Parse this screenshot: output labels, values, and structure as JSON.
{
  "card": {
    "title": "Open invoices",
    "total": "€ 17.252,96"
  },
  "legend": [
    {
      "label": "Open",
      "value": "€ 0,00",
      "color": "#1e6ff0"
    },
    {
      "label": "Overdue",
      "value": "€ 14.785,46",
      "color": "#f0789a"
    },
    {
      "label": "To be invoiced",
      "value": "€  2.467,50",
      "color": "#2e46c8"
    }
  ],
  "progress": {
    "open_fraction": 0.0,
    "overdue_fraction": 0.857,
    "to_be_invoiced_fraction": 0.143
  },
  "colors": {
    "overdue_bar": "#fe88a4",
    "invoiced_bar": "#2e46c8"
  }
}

The exercise
Return all of the entries exactly as written.

Exercise result
Parse this screenshot: output labels, values, and structure as JSON.
{
  "card": {
    "title": "Open invoices",
    "total": "€ 17.252,96"
  },
  "legend": [
    {
      "label": "Open",
      "value": "€ 0,00",
      "color": "#1e6ff0"
    },
    {
      "label": "Overdue",
      "value": "€ 14.785,46",
      "color": "#f0789a"
    },
    {
      "label": "To be invoiced",
      "value": "€  2.467,50",
      "color": "#2e46c8"
    }
  ],
  "progress": {
    "open_fraction": 0.0,
    "overdue_fraction": 0.857,
    "to_be_invoiced_fraction": 0.143
  },
  "colors": {
    "overdue_bar": "#fe88a4",
    "invoiced_bar": "#2e46c8"
  }
}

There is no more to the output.